■ Directive ■
Going through the material below, please gather all lines with the word "right" in them.

-- START --

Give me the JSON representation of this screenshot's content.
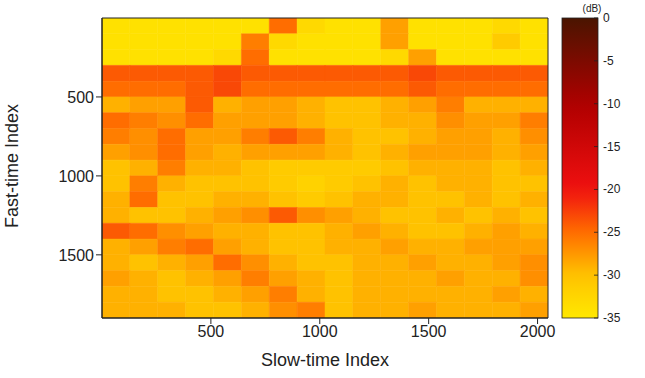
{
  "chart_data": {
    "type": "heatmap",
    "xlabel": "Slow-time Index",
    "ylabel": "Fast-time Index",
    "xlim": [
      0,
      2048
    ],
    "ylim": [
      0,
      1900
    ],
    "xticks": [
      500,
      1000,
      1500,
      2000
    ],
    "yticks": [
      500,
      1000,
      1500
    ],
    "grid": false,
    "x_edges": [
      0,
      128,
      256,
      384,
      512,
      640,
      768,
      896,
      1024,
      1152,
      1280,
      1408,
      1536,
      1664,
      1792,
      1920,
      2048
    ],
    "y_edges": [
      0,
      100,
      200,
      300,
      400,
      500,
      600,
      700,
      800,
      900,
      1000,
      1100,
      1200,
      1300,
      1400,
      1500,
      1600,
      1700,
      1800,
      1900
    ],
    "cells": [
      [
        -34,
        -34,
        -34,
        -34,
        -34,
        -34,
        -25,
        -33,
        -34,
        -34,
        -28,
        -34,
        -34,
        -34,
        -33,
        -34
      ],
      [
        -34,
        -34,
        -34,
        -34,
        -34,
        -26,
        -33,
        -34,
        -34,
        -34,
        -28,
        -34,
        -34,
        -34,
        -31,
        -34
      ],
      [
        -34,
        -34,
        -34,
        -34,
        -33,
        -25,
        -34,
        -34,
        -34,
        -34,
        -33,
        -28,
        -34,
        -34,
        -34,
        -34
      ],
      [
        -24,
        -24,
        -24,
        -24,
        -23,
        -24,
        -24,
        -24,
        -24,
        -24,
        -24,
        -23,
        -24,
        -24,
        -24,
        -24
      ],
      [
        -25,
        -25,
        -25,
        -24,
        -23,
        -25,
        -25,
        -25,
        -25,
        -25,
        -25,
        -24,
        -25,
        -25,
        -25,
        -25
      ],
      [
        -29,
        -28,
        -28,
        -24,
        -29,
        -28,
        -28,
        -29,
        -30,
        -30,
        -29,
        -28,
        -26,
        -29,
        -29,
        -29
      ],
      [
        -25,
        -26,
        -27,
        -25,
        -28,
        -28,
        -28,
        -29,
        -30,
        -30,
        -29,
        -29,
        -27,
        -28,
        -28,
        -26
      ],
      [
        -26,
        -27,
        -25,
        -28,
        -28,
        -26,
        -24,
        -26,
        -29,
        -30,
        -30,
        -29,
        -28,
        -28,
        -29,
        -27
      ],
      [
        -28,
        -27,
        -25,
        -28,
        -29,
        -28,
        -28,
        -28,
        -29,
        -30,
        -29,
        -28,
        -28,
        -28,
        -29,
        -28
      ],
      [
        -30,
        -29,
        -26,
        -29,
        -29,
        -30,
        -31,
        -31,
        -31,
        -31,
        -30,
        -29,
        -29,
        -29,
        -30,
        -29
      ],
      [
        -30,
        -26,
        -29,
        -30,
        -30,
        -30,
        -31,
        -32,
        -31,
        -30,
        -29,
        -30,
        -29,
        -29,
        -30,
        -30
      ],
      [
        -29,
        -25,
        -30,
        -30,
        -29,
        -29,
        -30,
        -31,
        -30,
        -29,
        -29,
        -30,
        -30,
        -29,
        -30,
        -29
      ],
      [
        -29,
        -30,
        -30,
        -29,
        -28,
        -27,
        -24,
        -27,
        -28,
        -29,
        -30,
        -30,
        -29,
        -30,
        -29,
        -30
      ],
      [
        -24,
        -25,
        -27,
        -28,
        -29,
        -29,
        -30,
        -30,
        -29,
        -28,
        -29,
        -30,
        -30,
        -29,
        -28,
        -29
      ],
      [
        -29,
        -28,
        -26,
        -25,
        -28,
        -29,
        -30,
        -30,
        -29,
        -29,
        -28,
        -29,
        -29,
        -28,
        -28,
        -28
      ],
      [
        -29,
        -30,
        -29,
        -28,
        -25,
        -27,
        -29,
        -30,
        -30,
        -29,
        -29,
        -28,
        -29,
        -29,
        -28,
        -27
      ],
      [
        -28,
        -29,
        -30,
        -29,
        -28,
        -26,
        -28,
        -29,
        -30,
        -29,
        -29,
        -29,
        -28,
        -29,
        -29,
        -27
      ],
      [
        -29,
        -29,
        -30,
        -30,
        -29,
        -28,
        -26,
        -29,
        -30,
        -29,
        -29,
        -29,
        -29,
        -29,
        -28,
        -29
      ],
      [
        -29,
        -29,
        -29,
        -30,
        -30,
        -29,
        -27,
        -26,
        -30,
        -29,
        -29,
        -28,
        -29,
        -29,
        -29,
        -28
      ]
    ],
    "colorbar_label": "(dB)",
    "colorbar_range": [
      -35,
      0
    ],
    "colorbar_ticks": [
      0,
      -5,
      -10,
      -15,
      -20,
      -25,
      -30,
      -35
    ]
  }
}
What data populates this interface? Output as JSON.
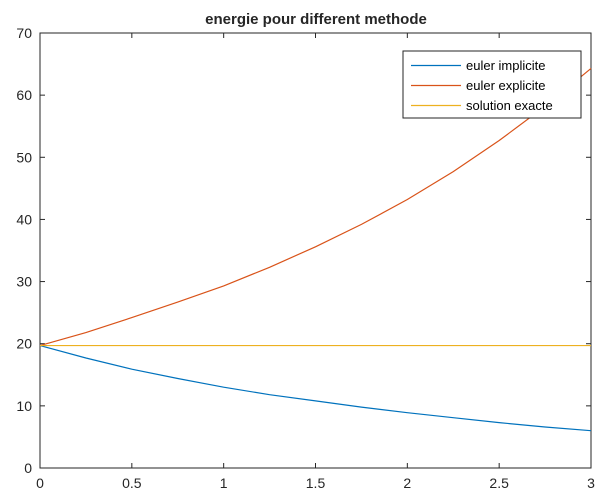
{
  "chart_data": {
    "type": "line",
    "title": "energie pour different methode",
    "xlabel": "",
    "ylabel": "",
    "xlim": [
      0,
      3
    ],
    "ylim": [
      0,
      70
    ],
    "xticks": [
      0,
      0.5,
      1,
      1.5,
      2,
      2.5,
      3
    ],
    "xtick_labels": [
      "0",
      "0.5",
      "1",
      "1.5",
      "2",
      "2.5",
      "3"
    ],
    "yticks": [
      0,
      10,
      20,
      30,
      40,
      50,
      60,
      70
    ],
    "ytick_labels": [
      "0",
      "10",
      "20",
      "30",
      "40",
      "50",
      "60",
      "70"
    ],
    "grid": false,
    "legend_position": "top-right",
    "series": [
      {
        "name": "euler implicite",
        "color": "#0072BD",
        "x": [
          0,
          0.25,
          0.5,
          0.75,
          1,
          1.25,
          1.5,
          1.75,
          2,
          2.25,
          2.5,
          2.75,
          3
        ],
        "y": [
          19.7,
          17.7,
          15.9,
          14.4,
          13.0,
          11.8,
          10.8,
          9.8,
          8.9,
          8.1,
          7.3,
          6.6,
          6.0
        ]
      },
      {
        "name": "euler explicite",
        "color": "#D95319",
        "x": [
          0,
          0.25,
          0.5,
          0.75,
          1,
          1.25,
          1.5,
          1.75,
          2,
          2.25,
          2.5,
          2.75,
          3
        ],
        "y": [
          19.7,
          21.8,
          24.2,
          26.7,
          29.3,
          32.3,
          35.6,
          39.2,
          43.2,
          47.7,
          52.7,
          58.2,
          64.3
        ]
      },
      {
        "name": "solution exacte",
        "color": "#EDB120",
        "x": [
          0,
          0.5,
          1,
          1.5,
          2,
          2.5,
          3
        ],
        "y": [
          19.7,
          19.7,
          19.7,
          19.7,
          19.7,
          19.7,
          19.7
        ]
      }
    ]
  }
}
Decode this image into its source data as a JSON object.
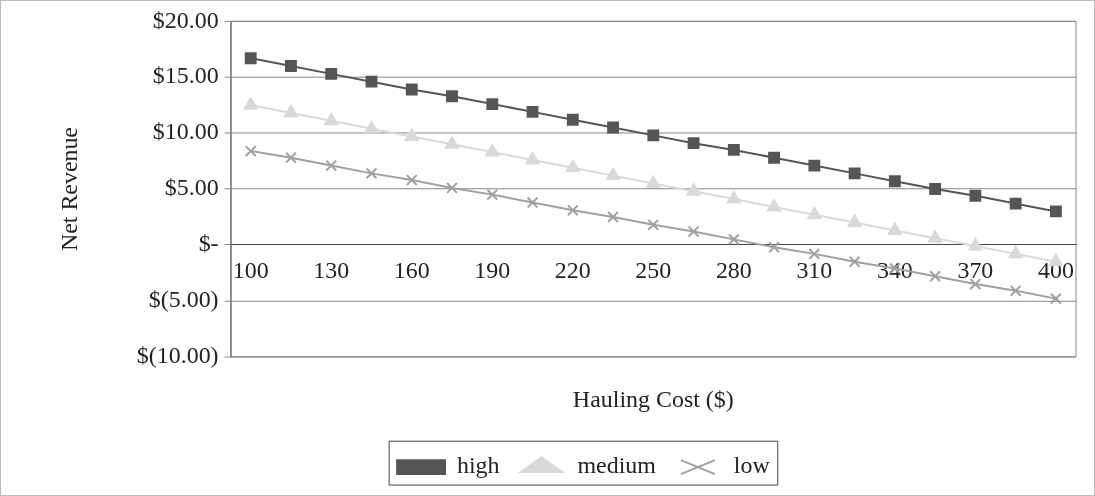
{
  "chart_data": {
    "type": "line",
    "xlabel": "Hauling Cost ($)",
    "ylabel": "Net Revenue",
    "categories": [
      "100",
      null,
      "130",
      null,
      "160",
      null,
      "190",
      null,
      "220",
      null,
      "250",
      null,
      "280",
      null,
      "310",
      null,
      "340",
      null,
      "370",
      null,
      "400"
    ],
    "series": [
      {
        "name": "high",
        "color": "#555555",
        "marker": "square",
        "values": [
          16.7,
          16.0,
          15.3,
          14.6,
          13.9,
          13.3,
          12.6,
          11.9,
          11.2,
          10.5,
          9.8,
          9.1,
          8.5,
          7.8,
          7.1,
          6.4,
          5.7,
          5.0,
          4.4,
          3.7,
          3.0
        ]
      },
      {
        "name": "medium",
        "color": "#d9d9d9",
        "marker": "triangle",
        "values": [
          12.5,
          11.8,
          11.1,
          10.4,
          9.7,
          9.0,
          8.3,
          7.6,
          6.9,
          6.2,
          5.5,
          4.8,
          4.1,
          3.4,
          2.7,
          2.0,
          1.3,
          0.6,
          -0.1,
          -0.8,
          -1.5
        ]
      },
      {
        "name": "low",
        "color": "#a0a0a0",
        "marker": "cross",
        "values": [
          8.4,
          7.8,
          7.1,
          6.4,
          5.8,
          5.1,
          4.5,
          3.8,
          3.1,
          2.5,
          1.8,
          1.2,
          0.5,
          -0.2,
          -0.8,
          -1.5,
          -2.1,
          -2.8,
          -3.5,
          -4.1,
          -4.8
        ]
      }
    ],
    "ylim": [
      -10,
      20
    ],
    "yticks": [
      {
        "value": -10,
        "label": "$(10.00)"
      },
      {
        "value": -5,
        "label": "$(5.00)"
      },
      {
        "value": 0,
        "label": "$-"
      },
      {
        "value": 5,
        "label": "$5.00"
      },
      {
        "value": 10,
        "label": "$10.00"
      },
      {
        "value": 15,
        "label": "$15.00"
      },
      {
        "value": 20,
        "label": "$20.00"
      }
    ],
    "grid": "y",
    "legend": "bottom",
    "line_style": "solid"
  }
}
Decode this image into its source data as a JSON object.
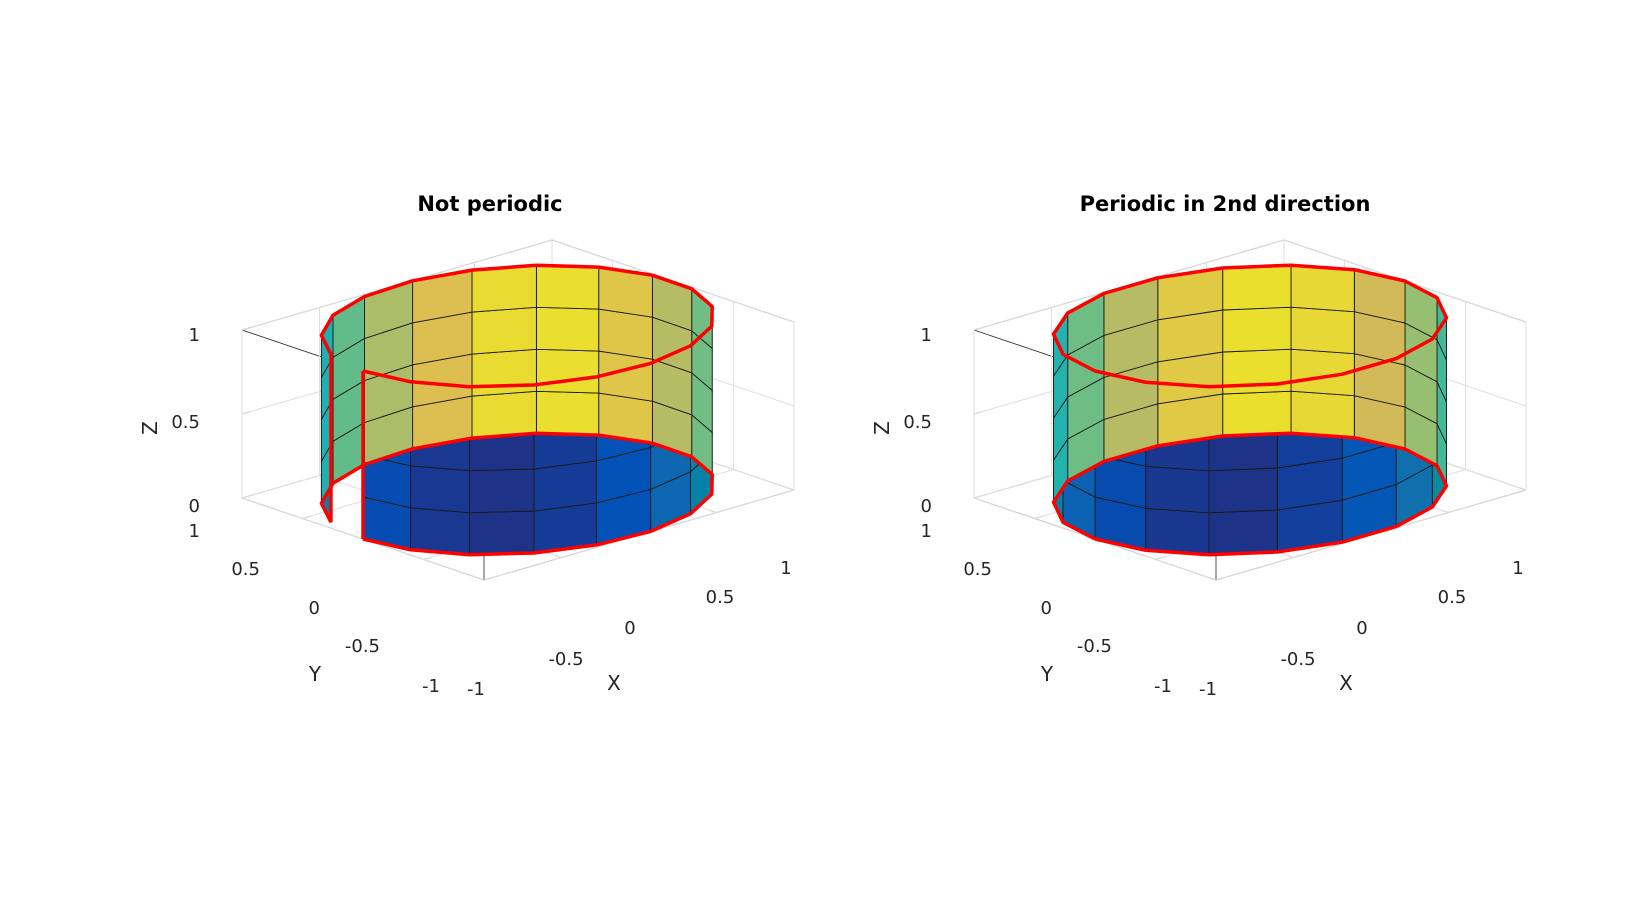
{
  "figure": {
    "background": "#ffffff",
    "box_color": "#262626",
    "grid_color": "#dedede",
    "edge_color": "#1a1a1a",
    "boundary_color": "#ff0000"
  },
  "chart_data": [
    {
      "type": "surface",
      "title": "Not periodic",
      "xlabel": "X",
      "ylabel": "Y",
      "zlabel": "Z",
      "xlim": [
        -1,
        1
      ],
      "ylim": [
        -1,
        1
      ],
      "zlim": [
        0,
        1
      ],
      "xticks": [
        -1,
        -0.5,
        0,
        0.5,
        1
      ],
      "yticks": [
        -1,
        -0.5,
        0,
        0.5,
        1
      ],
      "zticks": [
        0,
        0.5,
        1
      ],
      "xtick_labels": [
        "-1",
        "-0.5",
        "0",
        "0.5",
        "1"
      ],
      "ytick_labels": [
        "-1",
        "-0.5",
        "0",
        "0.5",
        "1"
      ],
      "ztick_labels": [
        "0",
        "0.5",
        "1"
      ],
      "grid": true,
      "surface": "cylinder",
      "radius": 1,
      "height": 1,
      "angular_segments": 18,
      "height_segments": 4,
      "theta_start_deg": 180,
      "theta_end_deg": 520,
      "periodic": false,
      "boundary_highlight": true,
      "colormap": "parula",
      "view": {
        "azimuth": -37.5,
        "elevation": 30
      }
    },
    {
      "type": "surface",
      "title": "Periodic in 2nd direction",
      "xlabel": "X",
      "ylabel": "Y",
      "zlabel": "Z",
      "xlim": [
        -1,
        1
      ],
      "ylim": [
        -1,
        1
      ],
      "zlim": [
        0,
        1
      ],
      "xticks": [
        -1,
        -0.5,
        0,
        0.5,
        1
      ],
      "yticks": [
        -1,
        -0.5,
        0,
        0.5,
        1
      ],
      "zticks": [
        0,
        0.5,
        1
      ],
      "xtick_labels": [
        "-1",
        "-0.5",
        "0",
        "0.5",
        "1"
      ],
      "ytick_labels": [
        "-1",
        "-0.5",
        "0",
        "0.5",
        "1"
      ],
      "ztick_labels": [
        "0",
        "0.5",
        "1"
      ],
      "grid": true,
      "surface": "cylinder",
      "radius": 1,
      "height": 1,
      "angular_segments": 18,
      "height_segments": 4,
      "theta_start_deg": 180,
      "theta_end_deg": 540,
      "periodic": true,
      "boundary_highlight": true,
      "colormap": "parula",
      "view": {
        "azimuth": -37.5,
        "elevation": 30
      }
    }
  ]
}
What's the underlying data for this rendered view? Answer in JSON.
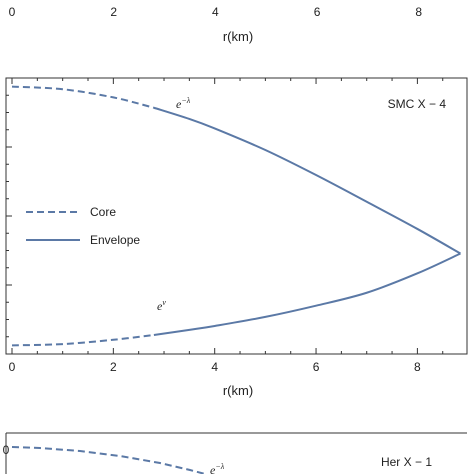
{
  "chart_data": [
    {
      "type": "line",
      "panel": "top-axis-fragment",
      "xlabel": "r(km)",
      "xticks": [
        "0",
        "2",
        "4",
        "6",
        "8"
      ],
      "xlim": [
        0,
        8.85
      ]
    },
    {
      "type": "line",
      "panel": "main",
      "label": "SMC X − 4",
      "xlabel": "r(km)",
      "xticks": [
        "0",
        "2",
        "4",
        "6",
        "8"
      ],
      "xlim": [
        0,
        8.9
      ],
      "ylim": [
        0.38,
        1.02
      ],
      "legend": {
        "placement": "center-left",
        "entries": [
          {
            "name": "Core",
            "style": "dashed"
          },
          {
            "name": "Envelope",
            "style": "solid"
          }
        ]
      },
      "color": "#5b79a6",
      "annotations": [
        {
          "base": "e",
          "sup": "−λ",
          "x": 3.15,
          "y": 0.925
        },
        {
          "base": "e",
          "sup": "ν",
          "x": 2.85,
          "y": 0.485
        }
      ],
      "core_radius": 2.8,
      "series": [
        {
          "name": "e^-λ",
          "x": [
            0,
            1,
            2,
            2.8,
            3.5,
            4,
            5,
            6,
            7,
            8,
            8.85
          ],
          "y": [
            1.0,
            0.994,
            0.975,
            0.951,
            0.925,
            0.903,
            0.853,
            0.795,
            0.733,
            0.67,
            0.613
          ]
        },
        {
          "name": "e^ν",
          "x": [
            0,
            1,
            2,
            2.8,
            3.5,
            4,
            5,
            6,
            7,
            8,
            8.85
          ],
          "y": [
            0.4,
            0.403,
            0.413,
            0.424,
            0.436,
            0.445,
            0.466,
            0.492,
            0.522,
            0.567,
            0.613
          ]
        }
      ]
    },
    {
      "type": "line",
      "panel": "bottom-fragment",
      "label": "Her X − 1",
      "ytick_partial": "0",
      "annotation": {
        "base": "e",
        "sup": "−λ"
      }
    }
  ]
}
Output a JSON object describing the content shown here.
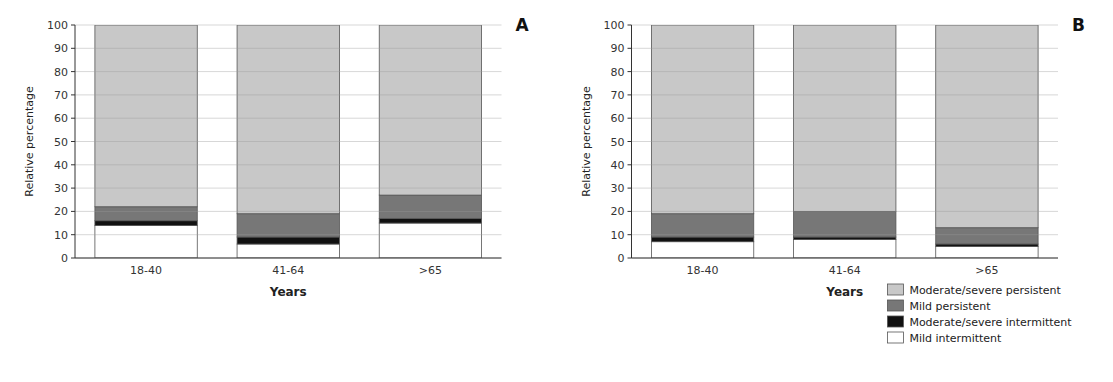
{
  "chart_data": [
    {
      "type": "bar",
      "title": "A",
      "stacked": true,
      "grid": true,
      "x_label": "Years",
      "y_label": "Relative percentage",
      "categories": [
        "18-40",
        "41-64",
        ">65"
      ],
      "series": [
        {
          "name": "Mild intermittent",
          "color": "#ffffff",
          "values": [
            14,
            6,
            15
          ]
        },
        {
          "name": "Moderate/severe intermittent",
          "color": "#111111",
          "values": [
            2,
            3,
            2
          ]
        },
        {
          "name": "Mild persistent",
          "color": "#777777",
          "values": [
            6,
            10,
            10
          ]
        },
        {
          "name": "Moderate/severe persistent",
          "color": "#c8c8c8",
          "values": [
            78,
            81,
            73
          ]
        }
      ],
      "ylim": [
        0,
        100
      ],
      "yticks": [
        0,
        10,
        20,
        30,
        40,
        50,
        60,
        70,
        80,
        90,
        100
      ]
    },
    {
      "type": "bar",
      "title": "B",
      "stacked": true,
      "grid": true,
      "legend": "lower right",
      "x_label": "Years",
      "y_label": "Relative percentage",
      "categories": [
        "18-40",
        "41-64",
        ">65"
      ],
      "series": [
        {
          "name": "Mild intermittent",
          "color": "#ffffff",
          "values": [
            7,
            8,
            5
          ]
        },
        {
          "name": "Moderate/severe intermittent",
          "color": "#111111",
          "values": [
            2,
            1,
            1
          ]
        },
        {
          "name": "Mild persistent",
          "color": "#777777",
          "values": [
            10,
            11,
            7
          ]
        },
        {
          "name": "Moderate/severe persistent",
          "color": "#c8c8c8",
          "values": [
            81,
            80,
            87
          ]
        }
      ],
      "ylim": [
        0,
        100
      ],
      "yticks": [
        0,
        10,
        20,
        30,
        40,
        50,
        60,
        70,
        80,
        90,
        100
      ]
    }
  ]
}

-- END --

■ Task answer ■
    "legend_position": "top-right",
      "legend": "lower right",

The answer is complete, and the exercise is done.